● What you need to do: Below are the records. Gather each line that holds "Weaknesses".

● Records to use:
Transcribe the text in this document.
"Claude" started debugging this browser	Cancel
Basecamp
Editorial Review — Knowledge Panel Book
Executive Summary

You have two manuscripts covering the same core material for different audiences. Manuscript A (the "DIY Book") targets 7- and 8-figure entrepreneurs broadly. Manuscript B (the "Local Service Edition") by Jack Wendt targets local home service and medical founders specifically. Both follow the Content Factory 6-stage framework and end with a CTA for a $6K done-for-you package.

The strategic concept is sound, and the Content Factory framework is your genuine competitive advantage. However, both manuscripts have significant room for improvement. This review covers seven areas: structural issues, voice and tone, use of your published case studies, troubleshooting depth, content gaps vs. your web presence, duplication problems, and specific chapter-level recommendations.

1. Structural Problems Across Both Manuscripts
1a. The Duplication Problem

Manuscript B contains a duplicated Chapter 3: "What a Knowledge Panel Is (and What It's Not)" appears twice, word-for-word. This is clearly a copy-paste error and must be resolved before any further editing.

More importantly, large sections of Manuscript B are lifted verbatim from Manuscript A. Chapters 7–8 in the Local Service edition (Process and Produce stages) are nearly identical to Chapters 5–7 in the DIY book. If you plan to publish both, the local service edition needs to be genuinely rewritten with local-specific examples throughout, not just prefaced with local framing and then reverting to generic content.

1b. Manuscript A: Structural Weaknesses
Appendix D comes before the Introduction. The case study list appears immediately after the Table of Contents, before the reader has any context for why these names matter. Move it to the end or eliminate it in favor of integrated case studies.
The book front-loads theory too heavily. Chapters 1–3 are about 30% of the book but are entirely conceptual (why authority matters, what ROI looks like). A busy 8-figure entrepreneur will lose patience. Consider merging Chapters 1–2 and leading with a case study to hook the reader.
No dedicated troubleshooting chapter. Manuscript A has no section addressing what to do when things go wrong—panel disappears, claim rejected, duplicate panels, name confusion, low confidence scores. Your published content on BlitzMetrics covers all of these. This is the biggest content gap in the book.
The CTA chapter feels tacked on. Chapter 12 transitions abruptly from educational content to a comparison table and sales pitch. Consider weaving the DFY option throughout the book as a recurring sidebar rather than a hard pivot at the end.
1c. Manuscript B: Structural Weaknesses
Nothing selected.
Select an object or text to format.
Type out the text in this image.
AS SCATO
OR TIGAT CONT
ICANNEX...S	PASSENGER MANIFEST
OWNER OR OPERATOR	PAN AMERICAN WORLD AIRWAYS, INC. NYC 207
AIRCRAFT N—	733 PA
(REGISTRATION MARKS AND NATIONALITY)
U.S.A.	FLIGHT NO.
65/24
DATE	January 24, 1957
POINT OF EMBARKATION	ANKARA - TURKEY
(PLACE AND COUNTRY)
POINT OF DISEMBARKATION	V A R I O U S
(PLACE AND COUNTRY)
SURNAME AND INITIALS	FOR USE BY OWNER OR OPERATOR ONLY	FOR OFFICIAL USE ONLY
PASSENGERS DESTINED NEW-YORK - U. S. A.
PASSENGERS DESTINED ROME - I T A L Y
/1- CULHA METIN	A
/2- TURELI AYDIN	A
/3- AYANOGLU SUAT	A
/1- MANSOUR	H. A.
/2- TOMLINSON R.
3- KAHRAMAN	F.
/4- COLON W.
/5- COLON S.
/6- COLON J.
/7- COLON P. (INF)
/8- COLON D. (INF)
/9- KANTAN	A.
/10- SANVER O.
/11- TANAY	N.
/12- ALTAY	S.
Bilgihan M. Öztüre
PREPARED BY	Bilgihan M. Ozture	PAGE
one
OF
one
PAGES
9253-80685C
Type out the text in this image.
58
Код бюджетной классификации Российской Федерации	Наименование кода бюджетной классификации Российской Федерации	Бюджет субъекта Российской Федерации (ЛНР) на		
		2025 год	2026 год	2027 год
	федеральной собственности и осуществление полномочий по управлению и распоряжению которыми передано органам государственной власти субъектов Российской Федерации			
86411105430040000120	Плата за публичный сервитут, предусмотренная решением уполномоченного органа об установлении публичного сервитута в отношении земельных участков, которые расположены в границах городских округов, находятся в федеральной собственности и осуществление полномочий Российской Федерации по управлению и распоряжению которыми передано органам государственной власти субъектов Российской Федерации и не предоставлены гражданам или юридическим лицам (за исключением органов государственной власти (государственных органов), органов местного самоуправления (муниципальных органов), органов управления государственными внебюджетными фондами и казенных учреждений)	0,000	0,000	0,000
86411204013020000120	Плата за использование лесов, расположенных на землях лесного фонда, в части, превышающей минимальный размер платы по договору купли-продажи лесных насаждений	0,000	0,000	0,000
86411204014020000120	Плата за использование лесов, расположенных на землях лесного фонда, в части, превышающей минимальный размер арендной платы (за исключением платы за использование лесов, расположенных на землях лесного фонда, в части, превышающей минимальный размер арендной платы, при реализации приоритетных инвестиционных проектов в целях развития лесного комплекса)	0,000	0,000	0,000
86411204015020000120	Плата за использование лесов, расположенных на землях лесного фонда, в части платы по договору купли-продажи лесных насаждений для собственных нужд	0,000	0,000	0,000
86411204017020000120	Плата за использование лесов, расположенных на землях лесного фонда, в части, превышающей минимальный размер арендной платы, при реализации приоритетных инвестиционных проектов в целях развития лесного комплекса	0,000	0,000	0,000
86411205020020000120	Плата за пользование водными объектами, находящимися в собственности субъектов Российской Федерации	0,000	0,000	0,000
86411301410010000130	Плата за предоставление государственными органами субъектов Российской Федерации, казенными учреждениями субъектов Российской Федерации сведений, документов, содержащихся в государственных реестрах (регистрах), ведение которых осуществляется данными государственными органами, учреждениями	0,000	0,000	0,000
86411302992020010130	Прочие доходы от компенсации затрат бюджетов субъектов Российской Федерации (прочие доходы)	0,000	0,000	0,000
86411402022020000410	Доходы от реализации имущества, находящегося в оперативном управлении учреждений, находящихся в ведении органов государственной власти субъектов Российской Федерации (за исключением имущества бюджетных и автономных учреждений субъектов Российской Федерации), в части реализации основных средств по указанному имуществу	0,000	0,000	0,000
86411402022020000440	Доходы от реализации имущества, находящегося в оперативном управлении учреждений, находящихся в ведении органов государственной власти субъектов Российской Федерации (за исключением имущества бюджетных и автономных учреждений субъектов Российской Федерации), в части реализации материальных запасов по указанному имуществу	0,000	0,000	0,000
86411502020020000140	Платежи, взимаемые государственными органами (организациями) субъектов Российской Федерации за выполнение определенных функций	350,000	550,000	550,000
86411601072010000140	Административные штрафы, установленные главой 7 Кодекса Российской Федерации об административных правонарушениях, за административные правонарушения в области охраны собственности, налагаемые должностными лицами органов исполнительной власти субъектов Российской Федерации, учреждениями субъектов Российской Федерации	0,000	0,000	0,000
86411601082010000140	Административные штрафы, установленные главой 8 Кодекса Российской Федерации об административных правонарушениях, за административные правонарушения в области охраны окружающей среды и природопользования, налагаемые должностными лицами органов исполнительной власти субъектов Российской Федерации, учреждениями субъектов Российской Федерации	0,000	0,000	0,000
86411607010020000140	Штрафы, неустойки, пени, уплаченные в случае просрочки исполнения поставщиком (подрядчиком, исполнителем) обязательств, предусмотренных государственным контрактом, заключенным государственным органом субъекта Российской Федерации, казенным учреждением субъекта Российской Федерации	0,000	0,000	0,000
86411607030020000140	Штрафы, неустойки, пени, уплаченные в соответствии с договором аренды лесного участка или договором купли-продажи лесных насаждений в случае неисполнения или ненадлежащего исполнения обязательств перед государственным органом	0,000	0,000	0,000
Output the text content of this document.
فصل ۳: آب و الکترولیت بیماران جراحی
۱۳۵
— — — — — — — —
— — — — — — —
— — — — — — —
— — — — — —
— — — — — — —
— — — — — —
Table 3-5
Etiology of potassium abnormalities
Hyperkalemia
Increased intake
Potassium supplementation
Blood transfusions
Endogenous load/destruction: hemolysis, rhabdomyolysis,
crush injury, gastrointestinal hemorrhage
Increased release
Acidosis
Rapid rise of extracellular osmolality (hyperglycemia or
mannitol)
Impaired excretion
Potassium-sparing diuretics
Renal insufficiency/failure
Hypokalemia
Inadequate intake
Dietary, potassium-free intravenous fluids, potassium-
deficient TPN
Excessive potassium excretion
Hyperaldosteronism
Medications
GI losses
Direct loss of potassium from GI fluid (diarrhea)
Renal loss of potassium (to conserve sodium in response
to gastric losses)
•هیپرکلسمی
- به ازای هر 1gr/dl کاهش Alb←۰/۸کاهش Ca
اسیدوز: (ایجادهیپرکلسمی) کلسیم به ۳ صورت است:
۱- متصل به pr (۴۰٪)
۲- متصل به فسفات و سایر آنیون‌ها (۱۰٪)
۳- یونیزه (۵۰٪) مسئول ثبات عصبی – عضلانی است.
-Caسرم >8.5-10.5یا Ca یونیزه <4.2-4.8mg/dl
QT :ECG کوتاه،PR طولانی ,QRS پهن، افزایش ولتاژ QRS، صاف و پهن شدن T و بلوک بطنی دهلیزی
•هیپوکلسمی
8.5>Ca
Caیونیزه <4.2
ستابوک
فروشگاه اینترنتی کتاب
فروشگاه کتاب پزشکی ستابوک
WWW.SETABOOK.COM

● Final result:
1b. Manuscript A: Structural Weaknesses
1c. Manuscript B: Structural Weaknesses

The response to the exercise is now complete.